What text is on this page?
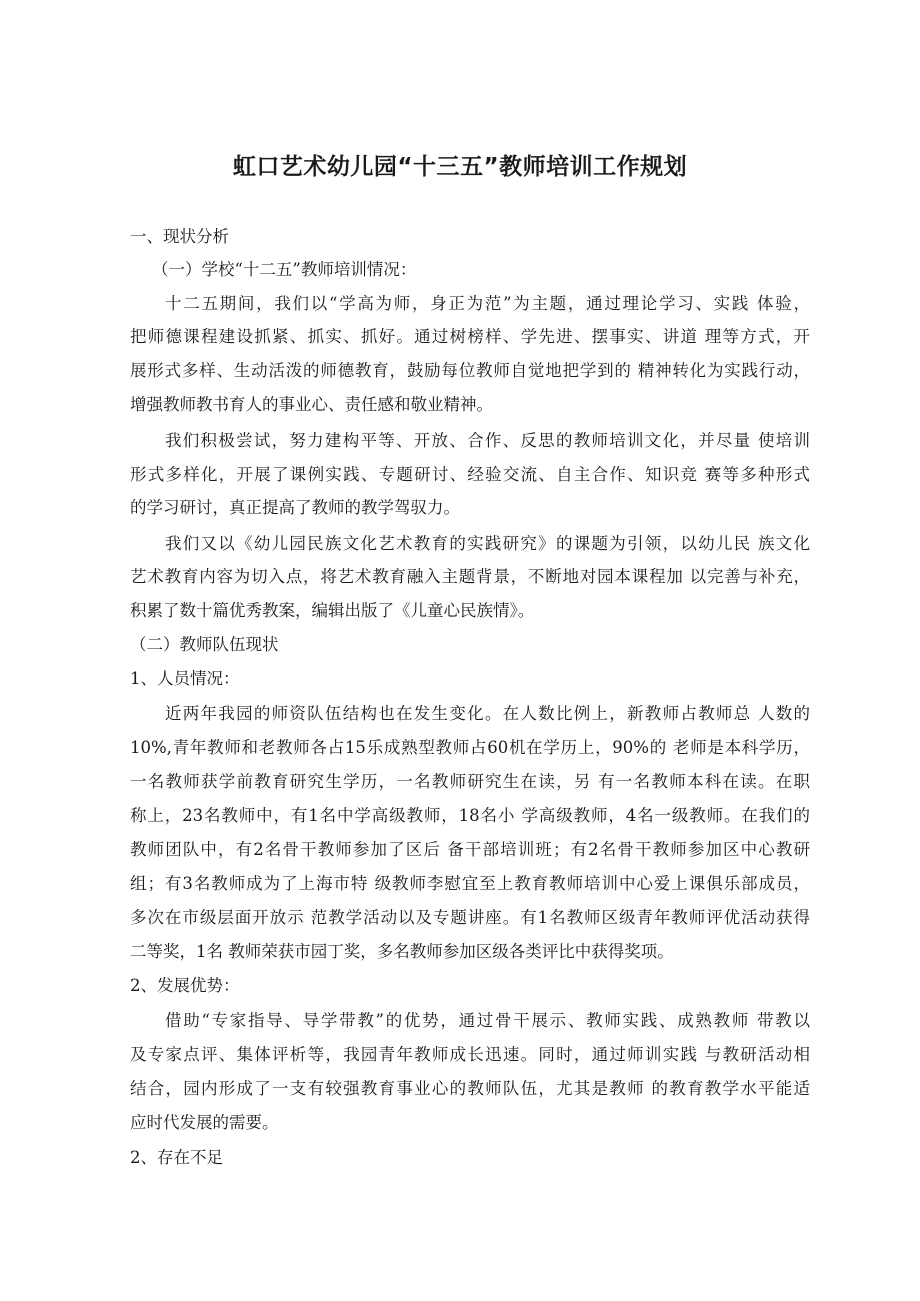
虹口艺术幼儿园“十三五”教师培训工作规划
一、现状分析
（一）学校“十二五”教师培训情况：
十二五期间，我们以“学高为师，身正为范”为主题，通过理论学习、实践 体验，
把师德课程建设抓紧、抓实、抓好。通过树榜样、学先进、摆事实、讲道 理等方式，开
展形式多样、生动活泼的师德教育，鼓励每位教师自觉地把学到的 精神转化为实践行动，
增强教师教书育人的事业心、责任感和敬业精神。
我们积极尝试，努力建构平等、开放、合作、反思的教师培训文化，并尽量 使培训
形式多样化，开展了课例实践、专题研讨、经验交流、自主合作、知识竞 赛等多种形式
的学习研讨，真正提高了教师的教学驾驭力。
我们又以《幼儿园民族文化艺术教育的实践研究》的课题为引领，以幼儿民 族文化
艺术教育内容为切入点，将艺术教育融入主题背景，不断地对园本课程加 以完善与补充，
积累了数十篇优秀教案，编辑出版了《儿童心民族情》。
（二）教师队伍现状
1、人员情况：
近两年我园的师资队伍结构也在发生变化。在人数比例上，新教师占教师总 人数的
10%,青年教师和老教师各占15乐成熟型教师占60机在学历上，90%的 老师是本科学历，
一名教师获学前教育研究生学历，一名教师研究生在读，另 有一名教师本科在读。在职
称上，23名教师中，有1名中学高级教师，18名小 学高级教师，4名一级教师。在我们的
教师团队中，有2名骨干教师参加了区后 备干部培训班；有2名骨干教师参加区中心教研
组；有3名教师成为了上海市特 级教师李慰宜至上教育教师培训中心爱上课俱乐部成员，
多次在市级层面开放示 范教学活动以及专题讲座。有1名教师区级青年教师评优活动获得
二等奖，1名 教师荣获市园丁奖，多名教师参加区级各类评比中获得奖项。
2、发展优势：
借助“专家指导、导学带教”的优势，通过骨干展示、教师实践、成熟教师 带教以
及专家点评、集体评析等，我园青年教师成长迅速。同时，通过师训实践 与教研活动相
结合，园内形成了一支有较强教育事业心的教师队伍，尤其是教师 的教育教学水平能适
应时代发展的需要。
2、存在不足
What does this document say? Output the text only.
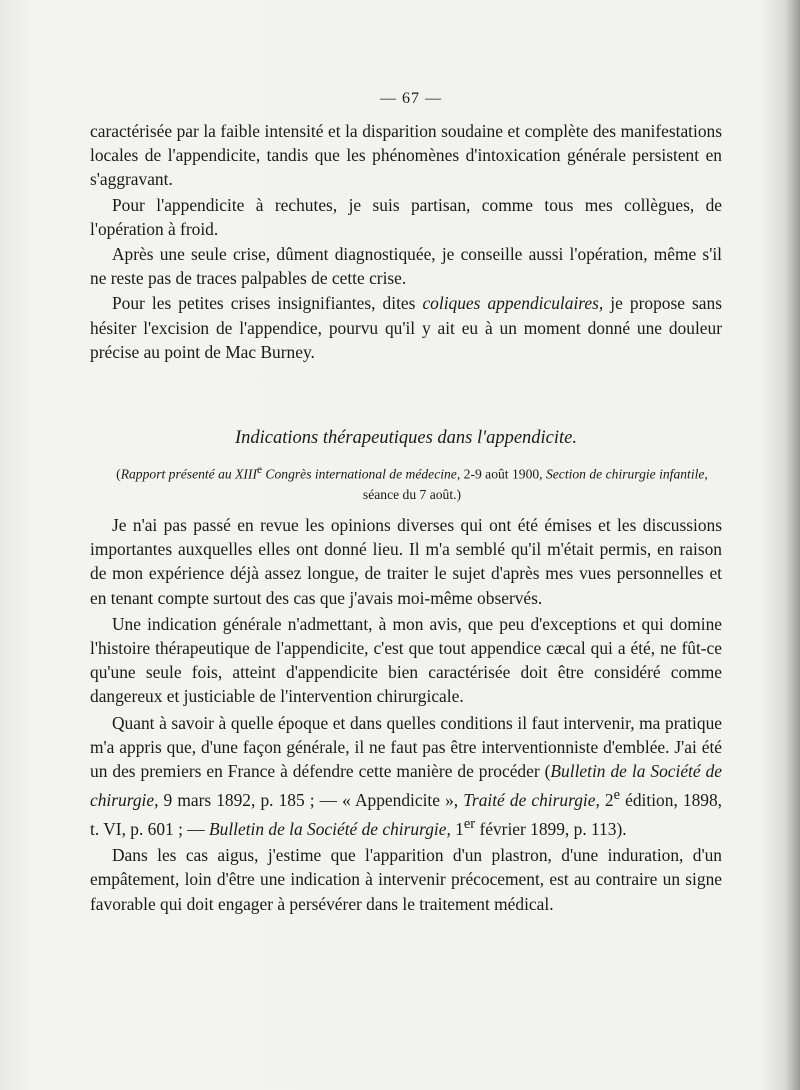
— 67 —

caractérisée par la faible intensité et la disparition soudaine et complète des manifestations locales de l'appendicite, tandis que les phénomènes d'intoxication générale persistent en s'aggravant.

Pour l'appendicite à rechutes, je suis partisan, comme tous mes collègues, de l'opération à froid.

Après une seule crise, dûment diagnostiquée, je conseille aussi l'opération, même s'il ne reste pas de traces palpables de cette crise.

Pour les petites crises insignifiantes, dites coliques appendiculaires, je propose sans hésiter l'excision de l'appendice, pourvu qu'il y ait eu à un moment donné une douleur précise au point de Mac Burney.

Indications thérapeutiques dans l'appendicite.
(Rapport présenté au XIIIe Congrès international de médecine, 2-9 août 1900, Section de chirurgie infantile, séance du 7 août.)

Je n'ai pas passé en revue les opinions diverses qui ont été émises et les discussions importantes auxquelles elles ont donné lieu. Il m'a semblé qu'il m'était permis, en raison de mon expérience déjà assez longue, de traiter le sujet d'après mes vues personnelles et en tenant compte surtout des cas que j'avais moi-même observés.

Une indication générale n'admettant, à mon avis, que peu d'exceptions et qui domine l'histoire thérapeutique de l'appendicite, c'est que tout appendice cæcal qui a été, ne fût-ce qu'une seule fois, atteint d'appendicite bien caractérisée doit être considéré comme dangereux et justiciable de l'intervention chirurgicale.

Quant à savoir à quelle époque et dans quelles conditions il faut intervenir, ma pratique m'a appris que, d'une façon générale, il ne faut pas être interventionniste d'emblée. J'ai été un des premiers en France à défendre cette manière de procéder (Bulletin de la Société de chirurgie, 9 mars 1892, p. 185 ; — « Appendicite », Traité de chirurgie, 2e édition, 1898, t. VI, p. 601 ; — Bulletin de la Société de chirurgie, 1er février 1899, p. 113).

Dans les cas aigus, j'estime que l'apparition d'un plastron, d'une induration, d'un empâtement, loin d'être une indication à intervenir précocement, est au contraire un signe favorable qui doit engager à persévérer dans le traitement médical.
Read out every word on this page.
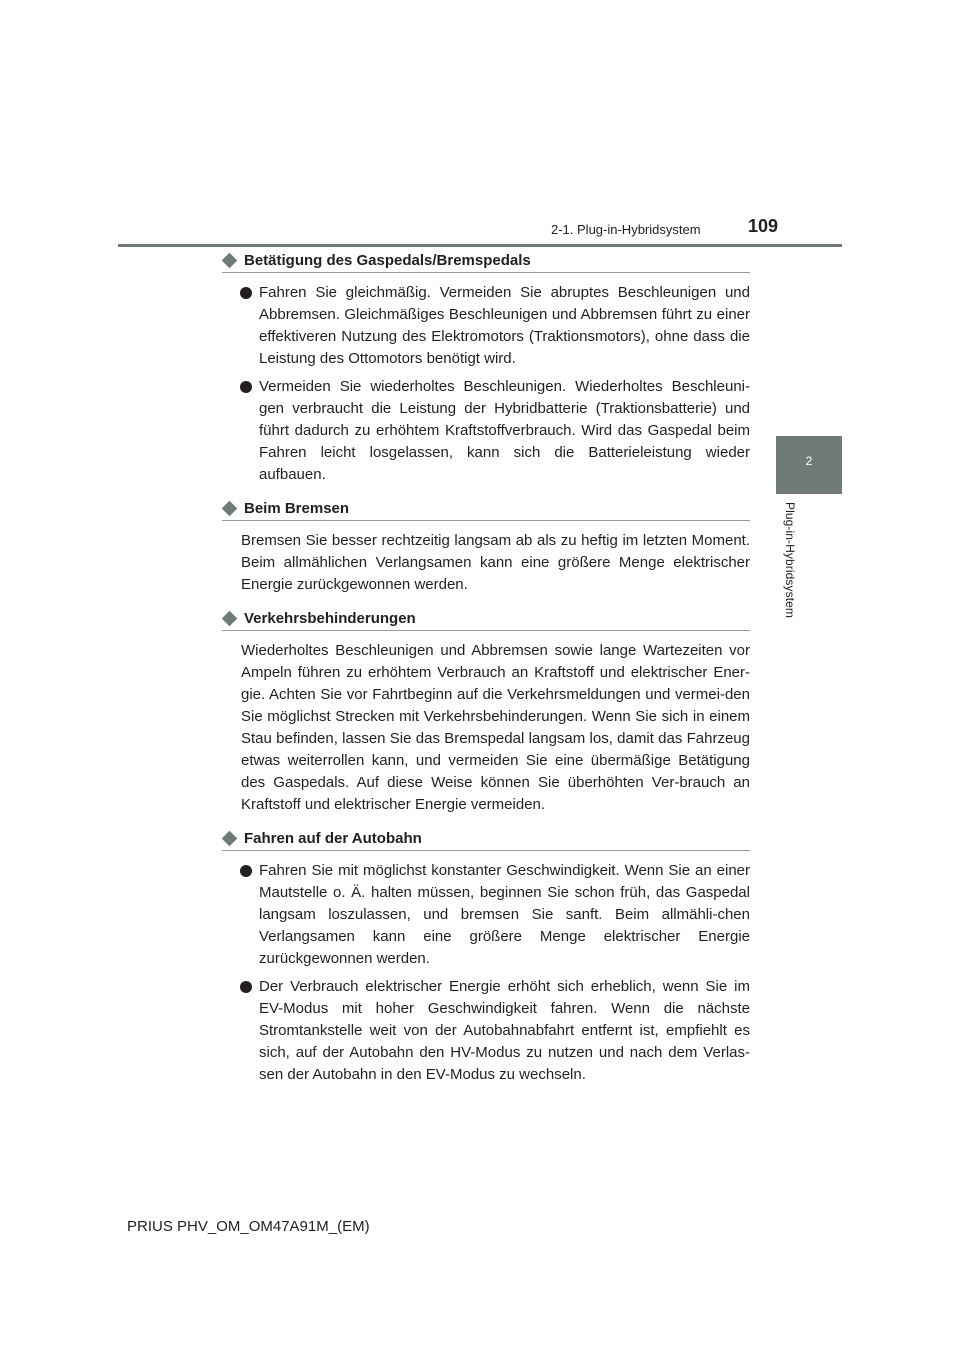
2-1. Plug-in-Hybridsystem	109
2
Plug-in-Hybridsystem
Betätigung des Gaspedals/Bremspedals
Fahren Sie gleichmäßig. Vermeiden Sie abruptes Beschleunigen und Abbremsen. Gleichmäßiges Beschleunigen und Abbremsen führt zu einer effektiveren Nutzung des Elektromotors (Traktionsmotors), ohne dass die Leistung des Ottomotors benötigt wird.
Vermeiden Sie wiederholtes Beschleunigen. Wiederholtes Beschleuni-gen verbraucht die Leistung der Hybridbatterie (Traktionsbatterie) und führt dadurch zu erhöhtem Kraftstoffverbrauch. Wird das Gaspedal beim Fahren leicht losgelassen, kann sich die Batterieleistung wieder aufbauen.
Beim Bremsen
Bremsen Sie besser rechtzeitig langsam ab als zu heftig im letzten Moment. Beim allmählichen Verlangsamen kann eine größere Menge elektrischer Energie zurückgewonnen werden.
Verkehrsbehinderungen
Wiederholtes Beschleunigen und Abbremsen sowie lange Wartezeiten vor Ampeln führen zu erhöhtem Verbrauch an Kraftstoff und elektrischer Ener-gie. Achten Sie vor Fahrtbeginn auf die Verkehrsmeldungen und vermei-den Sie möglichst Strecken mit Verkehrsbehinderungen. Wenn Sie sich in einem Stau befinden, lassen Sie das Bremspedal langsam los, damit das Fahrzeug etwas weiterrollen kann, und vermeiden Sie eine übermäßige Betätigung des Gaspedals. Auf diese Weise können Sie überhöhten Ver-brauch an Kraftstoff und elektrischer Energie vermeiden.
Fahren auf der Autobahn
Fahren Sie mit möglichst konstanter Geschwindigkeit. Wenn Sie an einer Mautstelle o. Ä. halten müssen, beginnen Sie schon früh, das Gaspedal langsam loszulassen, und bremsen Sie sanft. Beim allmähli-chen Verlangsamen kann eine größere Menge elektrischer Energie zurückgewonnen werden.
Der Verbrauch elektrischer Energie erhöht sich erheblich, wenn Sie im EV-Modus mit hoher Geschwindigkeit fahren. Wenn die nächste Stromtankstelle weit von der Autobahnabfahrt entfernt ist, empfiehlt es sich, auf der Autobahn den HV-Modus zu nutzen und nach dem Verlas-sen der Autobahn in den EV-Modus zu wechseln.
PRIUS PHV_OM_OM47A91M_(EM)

# Task directions
Using the listing above, list every line in which the string "What" occurs.

# Solution to this problem
What text is on this page?
What does this document say? Output the text only.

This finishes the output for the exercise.